What you will do: The listing below is to be output in its exact form.

Data shown:

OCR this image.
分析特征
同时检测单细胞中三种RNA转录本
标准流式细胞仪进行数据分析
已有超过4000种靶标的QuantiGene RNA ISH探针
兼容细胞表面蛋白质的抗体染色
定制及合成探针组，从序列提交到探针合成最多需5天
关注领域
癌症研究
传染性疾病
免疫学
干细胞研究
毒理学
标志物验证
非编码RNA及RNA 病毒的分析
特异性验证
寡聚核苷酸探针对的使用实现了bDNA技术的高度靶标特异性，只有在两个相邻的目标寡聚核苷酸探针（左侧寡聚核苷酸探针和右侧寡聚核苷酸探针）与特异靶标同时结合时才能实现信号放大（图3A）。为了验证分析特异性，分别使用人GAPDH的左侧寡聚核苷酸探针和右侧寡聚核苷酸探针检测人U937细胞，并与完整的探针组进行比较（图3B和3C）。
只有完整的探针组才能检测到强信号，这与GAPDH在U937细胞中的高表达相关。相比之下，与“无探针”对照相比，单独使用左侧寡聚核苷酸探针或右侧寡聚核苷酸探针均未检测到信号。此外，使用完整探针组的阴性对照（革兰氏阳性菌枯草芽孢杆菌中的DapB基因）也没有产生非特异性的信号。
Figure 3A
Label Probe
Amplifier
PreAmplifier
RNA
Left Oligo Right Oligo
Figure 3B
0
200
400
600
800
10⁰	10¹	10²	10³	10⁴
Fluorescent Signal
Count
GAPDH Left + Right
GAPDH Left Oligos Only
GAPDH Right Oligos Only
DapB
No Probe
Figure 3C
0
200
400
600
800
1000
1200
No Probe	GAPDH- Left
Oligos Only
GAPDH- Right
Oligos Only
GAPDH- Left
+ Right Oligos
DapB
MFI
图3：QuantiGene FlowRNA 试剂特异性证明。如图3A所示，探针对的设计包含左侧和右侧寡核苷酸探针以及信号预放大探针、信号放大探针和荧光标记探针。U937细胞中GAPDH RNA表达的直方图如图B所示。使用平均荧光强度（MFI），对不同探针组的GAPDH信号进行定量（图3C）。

Task result:
OCR this image.
分析特征
同时检测单细胞中三种RNA转录本
标准流式细胞仪进行数据分析
已有超过4000种靶标的QuantiGene RNA ISH探针
兼容细胞表面蛋白质的抗体染色
定制及合成探针组，从序列提交到探针合成最多需5天
关注领域
癌症研究
传染性疾病
免疫学
干细胞研究
毒理学
标志物验证
非编码RNA及RNA 病毒的分析
特异性验证
寡聚核苷酸探针对的使用实现了bDNA技术的高度靶标特异性，只有在两个相邻的目标寡聚核苷酸探针（左侧寡聚核苷酸探针和右侧寡聚核苷酸探针）与特异靶标同时结合时才能实现信号放大（图3A）。为了验证分析特异性，分别使用人GAPDH的左侧寡聚核苷酸探针和右侧寡聚核苷酸探针检测人U937细胞，并与完整的探针组进行比较（图3B和3C）。
只有完整的探针组才能检测到强信号，这与GAPDH在U937细胞中的高表达相关。相比之下，与“无探针”对照相比，单独使用左侧寡聚核苷酸探针或右侧寡聚核苷酸探针均未检测到信号。此外，使用完整探针组的阴性对照（革兰氏阳性菌枯草芽孢杆菌中的DapB基因）也没有产生非特异性的信号。
Figure 3A
Label Probe
Amplifier
PreAmplifier
RNA
Left Oligo Right Oligo
Figure 3B
0
200
400
600
800
10⁰	10¹	10²	10³	10⁴
Fluorescent Signal
Count
GAPDH Left + Right
GAPDH Left Oligos Only
GAPDH Right Oligos Only
DapB
No Probe
Figure 3C
0
200
400
600
800
1000
1200
No Probe	GAPDH- Left
Oligos Only
GAPDH- Right
Oligos Only
GAPDH- Left
+ Right Oligos
DapB
MFI
图3：QuantiGene FlowRNA 试剂特异性证明。如图3A所示，探针对的设计包含左侧和右侧寡核苷酸探针以及信号预放大探针、信号放大探针和荧光标记探针。U937细胞中GAPDH RNA表达的直方图如图B所示。使用平均荧光强度（MFI），对不同探针组的GAPDH信号进行定量（图3C）。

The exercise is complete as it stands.